Without the pictures, copy all the entries below exactly.

· · · ·

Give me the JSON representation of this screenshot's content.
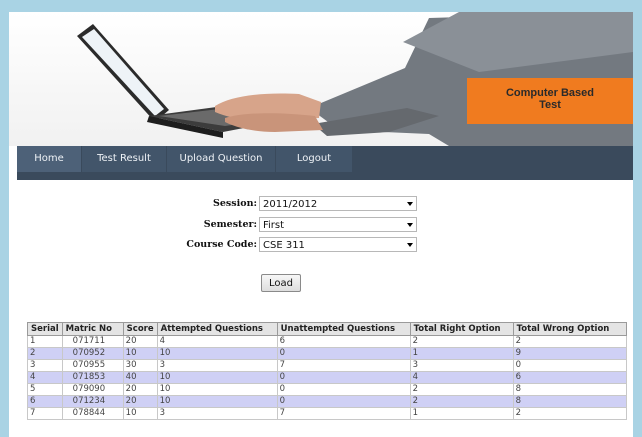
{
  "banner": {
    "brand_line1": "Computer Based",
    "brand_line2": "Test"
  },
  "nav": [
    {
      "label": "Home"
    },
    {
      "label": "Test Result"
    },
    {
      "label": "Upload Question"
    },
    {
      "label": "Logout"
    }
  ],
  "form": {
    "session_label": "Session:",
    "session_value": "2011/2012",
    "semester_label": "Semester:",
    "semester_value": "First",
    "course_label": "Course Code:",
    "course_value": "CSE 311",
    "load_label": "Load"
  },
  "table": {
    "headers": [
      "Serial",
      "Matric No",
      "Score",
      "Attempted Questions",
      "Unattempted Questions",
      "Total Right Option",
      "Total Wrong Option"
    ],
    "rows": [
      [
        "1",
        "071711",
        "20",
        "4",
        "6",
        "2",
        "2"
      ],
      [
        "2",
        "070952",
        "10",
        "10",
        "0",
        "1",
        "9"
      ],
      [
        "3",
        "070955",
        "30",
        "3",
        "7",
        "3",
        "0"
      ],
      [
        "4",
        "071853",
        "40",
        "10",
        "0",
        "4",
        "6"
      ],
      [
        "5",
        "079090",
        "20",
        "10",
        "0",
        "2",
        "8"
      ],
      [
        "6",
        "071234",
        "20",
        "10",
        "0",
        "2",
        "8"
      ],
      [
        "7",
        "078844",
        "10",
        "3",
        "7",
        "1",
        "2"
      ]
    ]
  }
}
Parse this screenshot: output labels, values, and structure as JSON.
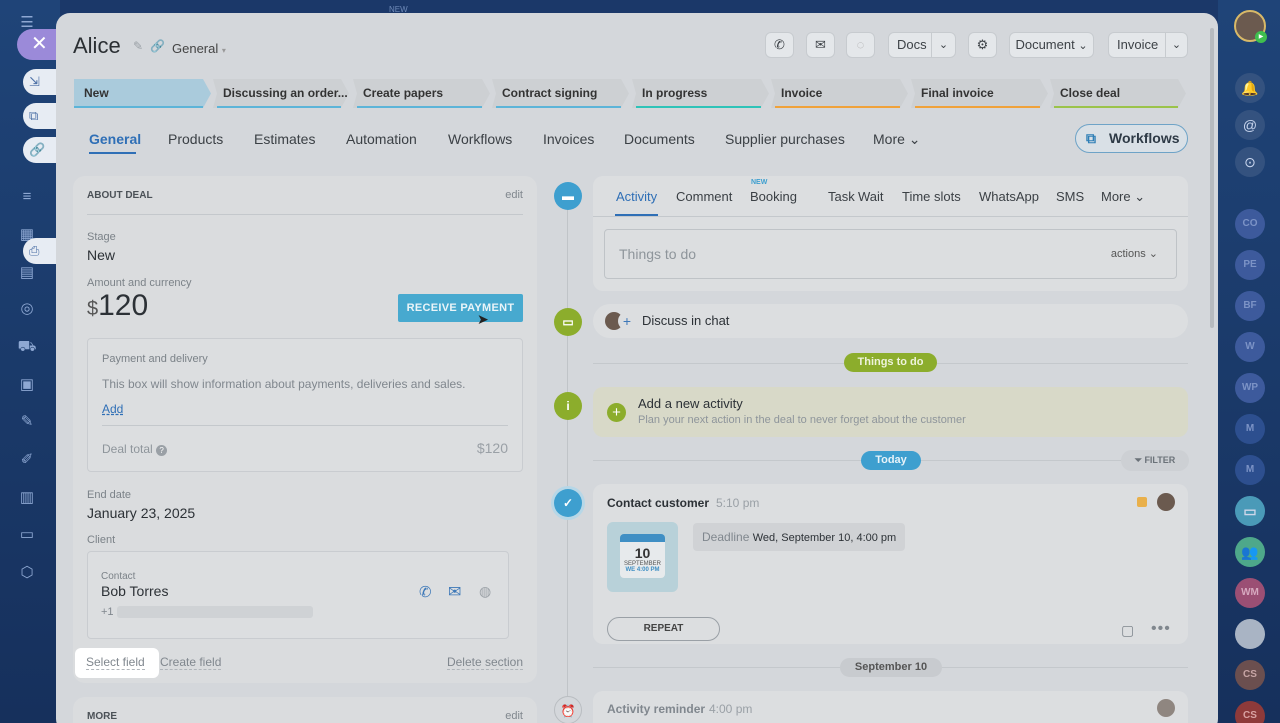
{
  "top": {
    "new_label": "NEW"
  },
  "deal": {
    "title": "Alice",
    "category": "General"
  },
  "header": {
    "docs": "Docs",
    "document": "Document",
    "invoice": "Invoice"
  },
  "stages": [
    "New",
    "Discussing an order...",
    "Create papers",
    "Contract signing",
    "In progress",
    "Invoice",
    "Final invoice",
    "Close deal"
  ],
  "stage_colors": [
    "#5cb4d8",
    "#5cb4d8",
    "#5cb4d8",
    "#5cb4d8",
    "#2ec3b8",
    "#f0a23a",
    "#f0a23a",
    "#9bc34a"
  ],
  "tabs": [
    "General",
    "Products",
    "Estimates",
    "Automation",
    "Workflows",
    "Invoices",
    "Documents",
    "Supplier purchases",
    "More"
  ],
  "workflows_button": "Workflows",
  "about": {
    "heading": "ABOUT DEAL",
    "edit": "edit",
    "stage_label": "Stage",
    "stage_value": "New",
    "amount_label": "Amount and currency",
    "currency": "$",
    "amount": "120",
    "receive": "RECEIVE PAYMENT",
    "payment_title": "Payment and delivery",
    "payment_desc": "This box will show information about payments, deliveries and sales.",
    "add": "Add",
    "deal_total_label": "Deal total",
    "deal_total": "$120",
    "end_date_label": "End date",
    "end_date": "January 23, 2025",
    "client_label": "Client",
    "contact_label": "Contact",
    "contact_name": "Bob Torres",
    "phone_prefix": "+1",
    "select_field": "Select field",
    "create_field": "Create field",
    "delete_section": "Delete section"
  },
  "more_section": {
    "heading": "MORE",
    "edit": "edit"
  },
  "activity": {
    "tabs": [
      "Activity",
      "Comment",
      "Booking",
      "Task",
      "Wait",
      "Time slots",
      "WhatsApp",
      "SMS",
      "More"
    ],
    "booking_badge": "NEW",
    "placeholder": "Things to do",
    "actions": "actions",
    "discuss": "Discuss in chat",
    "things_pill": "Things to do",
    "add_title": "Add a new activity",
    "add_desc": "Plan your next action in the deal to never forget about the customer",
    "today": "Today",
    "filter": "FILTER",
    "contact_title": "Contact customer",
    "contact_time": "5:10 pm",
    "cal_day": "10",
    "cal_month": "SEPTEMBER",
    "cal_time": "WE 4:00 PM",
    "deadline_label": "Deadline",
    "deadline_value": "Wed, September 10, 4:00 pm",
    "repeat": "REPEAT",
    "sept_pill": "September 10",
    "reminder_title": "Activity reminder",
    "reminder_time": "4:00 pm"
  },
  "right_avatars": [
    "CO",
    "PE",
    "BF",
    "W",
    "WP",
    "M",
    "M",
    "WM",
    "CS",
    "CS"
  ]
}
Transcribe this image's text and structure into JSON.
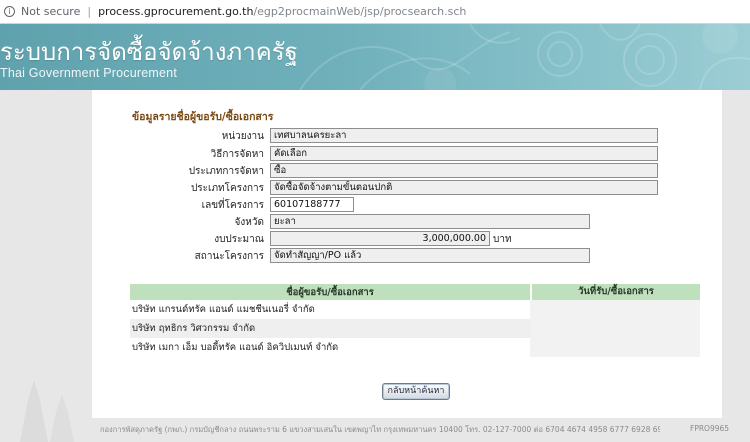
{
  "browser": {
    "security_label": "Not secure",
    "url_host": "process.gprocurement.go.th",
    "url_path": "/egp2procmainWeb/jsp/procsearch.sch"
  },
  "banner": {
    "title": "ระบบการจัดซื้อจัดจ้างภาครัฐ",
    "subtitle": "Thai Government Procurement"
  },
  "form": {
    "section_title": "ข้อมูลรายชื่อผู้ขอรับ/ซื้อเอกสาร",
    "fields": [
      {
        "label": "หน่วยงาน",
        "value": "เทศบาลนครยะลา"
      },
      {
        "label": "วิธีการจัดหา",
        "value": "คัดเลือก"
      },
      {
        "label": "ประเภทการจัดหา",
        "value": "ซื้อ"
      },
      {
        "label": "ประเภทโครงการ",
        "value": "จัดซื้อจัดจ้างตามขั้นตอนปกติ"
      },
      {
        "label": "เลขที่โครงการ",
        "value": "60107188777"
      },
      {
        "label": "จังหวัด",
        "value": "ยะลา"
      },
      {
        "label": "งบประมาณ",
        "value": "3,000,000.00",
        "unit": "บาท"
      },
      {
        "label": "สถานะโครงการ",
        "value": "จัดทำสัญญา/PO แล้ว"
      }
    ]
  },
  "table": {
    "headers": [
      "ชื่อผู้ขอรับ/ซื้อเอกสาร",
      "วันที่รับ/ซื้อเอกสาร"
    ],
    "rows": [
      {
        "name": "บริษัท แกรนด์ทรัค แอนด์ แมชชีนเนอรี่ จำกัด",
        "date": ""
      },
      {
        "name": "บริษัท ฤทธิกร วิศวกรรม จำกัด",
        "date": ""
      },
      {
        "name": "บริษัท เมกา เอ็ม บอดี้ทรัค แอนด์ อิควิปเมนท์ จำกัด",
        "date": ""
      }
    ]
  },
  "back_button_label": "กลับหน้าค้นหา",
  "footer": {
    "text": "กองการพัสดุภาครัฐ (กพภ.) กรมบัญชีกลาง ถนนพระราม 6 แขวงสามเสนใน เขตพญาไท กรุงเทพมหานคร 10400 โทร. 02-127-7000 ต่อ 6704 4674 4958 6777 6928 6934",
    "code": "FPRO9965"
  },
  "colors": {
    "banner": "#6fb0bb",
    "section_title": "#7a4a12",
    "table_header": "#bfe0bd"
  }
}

· · · ·

- The completed task:
Give me the JSON representation of this screenshot's content.
{
  "banner": {
    "brand_line1": "Computer Based",
    "brand_line2": "Test"
  },
  "nav": [
    {
      "label": "Home"
    },
    {
      "label": "Test Result"
    },
    {
      "label": "Upload Question"
    },
    {
      "label": "Logout"
    }
  ],
  "form": {
    "session_label": "Session:",
    "session_value": "2011/2012",
    "semester_label": "Semester:",
    "semester_value": "First",
    "course_label": "Course Code:",
    "course_value": "CSE 311",
    "load_label": "Load"
  },
  "table": {
    "headers": [
      "Serial",
      "Matric No",
      "Score",
      "Attempted Questions",
      "Unattempted Questions",
      "Total Right Option",
      "Total Wrong Option"
    ],
    "rows": [
      [
        "1",
        "071711",
        "20",
        "4",
        "6",
        "2",
        "2"
      ],
      [
        "2",
        "070952",
        "10",
        "10",
        "0",
        "1",
        "9"
      ],
      [
        "3",
        "070955",
        "30",
        "3",
        "7",
        "3",
        "0"
      ],
      [
        "4",
        "071853",
        "40",
        "10",
        "0",
        "4",
        "6"
      ],
      [
        "5",
        "079090",
        "20",
        "10",
        "0",
        "2",
        "8"
      ],
      [
        "6",
        "071234",
        "20",
        "10",
        "0",
        "2",
        "8"
      ],
      [
        "7",
        "078844",
        "10",
        "3",
        "7",
        "1",
        "2"
      ]
    ]
  }
}
Parse this screenshot: output labels, values, and structure as JSON.
{
  "top": {
    "new_label": "NEW"
  },
  "deal": {
    "title": "Alice",
    "category": "General"
  },
  "header": {
    "docs": "Docs",
    "document": "Document",
    "invoice": "Invoice"
  },
  "stages": [
    "New",
    "Discussing an order...",
    "Create papers",
    "Contract signing",
    "In progress",
    "Invoice",
    "Final invoice",
    "Close deal"
  ],
  "stage_colors": [
    "#5cb4d8",
    "#5cb4d8",
    "#5cb4d8",
    "#5cb4d8",
    "#2ec3b8",
    "#f0a23a",
    "#f0a23a",
    "#9bc34a"
  ],
  "tabs": [
    "General",
    "Products",
    "Estimates",
    "Automation",
    "Workflows",
    "Invoices",
    "Documents",
    "Supplier purchases",
    "More"
  ],
  "workflows_button": "Workflows",
  "about": {
    "heading": "ABOUT DEAL",
    "edit": "edit",
    "stage_label": "Stage",
    "stage_value": "New",
    "amount_label": "Amount and currency",
    "currency": "$",
    "amount": "120",
    "receive": "RECEIVE PAYMENT",
    "payment_title": "Payment and delivery",
    "payment_desc": "This box will show information about payments, deliveries and sales.",
    "add": "Add",
    "deal_total_label": "Deal total",
    "deal_total": "$120",
    "end_date_label": "End date",
    "end_date": "January 23, 2025",
    "client_label": "Client",
    "contact_label": "Contact",
    "contact_name": "Bob Torres",
    "phone_prefix": "+1",
    "select_field": "Select field",
    "create_field": "Create field",
    "delete_section": "Delete section"
  },
  "more_section": {
    "heading": "MORE",
    "edit": "edit"
  },
  "activity": {
    "tabs": [
      "Activity",
      "Comment",
      "Booking",
      "Task",
      "Wait",
      "Time slots",
      "WhatsApp",
      "SMS",
      "More"
    ],
    "booking_badge": "NEW",
    "placeholder": "Things to do",
    "actions": "actions",
    "discuss": "Discuss in chat",
    "things_pill": "Things to do",
    "add_title": "Add a new activity",
    "add_desc": "Plan your next action in the deal to never forget about the customer",
    "today": "Today",
    "filter": "FILTER",
    "contact_title": "Contact customer",
    "contact_time": "5:10 pm",
    "cal_day": "10",
    "cal_month": "SEPTEMBER",
    "cal_time": "WE 4:00 PM",
    "deadline_label": "Deadline",
    "deadline_value": "Wed, September 10, 4:00 pm",
    "repeat": "REPEAT",
    "sept_pill": "September 10",
    "reminder_title": "Activity reminder",
    "reminder_time": "4:00 pm"
  },
  "right_avatars": [
    "CO",
    "PE",
    "BF",
    "W",
    "WP",
    "M",
    "M",
    "WM",
    "CS",
    "CS"
  ]
}
Transcribe this image's text and structure into JSON.
{
  "browser": {
    "security_label": "Not secure",
    "url_host": "process.gprocurement.go.th",
    "url_path": "/egp2procmainWeb/jsp/procsearch.sch"
  },
  "banner": {
    "title": "ระบบการจัดซื้อจัดจ้างภาครัฐ",
    "subtitle": "Thai Government Procurement"
  },
  "form": {
    "section_title": "ข้อมูลรายชื่อผู้ขอรับ/ซื้อเอกสาร",
    "fields": [
      {
        "label": "หน่วยงาน",
        "value": "เทศบาลนครยะลา"
      },
      {
        "label": "วิธีการจัดหา",
        "value": "คัดเลือก"
      },
      {
        "label": "ประเภทการจัดหา",
        "value": "ซื้อ"
      },
      {
        "label": "ประเภทโครงการ",
        "value": "จัดซื้อจัดจ้างตามขั้นตอนปกติ"
      },
      {
        "label": "เลขที่โครงการ",
        "value": "60107188777"
      },
      {
        "label": "จังหวัด",
        "value": "ยะลา"
      },
      {
        "label": "งบประมาณ",
        "value": "3,000,000.00",
        "unit": "บาท"
      },
      {
        "label": "สถานะโครงการ",
        "value": "จัดทำสัญญา/PO แล้ว"
      }
    ]
  },
  "table": {
    "headers": [
      "ชื่อผู้ขอรับ/ซื้อเอกสาร",
      "วันที่รับ/ซื้อเอกสาร"
    ],
    "rows": [
      {
        "name": "บริษัท แกรนด์ทรัค แอนด์ แมชชีนเนอรี่ จำกัด",
        "date": ""
      },
      {
        "name": "บริษัท ฤทธิกร วิศวกรรม จำกัด",
        "date": ""
      },
      {
        "name": "บริษัท เมกา เอ็ม บอดี้ทรัค แอนด์ อิควิปเมนท์ จำกัด",
        "date": ""
      }
    ]
  },
  "back_button_label": "กลับหน้าค้นหา",
  "footer": {
    "text": "กองการพัสดุภาครัฐ (กพภ.) กรมบัญชีกลาง ถนนพระราม 6 แขวงสามเสนใน เขตพญาไท กรุงเทพมหานคร 10400 โทร. 02-127-7000 ต่อ 6704 4674 4958 6777 6928 6934",
    "code": "FPRO9965"
  },
  "colors": {
    "banner": "#6fb0bb",
    "section_title": "#7a4a12",
    "table_header": "#bfe0bd"
  }
}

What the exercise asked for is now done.